THE EXERCISE >> Select all lines with the string "anomaly" in them, and copy those lines.
=-=-=
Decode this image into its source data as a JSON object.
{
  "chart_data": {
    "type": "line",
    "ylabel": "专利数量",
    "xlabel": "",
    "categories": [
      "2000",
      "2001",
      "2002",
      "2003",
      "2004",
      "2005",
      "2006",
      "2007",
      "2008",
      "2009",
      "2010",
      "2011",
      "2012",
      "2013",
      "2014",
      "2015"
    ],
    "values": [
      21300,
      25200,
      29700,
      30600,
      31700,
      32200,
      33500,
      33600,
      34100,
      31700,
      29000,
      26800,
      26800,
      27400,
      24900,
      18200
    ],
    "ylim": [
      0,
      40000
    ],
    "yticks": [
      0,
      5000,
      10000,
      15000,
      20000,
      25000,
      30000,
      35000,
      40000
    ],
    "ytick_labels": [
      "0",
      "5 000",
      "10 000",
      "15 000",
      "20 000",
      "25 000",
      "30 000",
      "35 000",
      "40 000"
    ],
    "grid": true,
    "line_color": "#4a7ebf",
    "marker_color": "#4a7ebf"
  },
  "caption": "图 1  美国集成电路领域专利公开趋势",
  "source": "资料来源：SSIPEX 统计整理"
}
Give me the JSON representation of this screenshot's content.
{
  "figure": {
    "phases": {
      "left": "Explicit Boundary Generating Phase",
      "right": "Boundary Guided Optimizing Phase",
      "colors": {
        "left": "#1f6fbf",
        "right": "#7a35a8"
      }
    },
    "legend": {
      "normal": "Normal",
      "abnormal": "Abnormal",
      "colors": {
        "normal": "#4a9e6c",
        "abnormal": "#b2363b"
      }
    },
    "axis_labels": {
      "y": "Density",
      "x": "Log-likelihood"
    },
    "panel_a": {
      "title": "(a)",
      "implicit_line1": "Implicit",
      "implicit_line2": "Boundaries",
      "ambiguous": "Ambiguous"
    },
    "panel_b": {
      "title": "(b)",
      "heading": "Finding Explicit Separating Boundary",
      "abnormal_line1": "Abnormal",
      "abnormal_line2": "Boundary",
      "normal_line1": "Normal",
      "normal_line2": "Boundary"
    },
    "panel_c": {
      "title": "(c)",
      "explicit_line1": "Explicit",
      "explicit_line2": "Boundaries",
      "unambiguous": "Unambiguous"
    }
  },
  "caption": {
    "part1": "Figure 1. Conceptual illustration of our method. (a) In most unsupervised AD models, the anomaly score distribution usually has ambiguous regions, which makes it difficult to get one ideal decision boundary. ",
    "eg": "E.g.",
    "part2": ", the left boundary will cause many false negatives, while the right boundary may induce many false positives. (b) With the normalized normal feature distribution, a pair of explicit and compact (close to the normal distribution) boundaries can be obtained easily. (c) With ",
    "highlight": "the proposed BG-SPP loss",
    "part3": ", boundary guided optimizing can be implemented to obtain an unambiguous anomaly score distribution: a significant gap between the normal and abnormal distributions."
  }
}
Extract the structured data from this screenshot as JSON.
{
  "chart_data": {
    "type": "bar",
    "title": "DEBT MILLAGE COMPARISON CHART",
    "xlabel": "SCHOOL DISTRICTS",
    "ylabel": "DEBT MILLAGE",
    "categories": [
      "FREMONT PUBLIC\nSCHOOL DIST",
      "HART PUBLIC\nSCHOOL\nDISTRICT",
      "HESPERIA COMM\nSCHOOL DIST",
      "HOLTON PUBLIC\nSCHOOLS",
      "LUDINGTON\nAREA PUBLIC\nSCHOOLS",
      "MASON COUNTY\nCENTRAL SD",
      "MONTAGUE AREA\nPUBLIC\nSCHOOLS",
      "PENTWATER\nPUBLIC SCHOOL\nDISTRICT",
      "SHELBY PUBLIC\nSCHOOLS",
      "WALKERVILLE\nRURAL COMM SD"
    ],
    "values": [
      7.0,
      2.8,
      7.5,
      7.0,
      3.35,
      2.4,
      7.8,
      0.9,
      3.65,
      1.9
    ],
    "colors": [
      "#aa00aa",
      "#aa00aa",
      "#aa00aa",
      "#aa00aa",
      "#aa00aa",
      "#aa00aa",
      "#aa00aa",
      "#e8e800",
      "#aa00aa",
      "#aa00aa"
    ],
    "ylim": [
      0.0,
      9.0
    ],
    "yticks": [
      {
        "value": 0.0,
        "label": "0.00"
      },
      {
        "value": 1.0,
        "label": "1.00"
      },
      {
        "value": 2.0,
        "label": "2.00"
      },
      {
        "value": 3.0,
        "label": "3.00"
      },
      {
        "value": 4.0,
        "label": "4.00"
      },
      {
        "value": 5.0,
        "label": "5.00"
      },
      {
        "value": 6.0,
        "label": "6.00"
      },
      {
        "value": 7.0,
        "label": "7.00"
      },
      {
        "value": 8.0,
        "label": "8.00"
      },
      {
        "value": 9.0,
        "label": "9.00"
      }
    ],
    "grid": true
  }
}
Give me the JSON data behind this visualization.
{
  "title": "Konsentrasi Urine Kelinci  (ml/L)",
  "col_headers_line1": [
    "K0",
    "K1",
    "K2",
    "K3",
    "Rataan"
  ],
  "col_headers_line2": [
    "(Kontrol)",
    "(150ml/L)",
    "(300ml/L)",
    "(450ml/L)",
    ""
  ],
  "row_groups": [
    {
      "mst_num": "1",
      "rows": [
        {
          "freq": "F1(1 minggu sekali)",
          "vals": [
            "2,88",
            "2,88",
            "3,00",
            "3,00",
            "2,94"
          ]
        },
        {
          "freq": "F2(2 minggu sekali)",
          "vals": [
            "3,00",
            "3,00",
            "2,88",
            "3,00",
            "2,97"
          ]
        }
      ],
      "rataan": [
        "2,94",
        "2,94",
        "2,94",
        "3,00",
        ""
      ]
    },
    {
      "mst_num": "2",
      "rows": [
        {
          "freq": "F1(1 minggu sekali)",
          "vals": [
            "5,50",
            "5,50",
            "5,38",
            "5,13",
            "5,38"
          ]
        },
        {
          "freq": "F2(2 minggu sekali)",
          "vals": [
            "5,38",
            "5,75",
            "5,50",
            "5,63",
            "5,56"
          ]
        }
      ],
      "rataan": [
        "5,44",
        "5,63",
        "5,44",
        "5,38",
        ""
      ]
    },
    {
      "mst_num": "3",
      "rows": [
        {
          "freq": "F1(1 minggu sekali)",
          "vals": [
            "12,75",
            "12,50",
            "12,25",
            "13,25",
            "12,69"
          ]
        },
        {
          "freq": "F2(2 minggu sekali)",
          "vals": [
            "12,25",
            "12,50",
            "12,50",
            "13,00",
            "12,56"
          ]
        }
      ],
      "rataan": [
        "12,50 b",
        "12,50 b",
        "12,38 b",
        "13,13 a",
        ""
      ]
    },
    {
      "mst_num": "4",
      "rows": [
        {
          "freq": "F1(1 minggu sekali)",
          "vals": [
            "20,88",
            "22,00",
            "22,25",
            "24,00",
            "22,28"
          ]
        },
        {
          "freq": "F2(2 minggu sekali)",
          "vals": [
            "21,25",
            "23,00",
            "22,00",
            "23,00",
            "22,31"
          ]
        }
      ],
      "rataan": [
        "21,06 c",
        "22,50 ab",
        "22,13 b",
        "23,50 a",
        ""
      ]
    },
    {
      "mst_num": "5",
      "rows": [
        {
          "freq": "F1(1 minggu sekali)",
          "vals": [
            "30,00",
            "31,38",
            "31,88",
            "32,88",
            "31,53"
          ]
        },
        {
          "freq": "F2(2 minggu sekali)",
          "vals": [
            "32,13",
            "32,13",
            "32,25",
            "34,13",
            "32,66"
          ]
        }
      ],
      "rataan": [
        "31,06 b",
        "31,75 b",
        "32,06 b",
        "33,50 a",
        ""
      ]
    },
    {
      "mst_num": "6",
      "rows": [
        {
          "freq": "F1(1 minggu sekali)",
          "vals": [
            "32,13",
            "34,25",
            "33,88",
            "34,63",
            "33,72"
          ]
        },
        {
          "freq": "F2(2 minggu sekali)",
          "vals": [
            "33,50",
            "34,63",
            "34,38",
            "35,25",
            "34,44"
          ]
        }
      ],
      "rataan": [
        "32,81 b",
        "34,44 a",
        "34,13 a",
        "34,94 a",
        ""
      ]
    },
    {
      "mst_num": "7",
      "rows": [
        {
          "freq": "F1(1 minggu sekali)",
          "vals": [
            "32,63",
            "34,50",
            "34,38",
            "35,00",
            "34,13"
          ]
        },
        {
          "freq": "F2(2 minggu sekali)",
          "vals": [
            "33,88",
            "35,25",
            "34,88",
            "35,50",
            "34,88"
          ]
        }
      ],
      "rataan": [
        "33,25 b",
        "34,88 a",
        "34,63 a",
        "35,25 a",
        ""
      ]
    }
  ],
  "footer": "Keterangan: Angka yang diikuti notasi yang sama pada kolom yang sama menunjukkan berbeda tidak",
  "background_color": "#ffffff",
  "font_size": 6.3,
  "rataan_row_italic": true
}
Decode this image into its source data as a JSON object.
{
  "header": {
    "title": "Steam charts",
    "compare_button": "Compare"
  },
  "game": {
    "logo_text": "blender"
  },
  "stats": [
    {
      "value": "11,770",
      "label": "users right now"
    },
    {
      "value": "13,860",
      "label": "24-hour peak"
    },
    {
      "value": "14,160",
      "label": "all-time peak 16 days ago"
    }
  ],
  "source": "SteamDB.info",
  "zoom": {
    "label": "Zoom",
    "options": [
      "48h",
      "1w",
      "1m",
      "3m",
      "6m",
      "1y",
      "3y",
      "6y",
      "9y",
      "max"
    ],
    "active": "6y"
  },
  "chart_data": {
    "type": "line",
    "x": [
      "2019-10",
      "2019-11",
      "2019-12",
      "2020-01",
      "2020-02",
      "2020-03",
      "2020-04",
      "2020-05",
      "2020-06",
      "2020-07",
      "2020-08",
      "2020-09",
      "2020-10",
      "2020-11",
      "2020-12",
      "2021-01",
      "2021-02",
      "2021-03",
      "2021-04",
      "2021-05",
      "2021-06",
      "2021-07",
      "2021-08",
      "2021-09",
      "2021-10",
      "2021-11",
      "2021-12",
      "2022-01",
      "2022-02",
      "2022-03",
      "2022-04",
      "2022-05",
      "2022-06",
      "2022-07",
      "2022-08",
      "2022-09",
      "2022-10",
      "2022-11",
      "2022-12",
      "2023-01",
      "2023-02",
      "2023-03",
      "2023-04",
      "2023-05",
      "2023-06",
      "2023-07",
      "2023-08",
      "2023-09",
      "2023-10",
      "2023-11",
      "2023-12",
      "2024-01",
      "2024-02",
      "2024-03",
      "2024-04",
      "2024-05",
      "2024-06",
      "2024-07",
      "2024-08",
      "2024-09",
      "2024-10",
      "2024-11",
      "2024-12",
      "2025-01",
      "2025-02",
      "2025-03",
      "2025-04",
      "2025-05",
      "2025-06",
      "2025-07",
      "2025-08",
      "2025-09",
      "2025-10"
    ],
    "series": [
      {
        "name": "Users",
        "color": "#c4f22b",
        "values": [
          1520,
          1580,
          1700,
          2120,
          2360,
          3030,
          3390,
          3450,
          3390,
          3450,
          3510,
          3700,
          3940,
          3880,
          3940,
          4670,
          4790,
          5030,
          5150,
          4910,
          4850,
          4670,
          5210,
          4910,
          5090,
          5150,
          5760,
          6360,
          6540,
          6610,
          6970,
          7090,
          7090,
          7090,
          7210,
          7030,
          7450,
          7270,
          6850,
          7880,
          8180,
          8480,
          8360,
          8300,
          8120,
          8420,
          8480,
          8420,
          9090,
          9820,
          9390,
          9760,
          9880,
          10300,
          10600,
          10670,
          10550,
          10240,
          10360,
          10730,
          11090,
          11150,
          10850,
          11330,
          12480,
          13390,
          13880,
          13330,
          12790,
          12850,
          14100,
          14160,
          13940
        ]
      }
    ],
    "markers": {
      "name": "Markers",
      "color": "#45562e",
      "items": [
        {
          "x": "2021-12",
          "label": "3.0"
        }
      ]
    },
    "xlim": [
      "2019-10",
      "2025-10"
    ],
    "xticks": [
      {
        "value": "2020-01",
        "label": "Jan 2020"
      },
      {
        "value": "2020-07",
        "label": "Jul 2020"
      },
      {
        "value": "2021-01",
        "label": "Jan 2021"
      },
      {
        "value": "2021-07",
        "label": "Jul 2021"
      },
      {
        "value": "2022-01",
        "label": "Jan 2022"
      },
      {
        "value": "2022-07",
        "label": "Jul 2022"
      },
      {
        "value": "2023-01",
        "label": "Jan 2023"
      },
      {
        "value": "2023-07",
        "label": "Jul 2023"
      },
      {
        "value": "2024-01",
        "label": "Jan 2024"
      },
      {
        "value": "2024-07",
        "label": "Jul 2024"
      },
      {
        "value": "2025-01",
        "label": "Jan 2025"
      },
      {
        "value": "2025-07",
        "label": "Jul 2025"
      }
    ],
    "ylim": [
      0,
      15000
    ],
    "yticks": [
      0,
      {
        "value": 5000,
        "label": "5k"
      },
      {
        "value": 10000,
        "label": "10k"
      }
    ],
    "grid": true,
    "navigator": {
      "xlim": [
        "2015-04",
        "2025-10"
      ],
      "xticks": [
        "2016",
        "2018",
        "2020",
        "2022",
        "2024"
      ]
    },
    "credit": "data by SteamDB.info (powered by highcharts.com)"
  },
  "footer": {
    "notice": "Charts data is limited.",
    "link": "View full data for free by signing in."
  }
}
=-=-=
WRITTEN RESPONSE >>
    "part1": "Figure 1. Conceptual illustration of our method. (a) In most unsupervised AD models, the anomaly score distribution usually has ambiguous regions, which makes it difficult to get one ideal decision boundary. ",
    "part3": ", boundary guided optimizing can be implemented to obtain an unambiguous anomaly score distribution: a significant gap between the normal and abnormal distributions."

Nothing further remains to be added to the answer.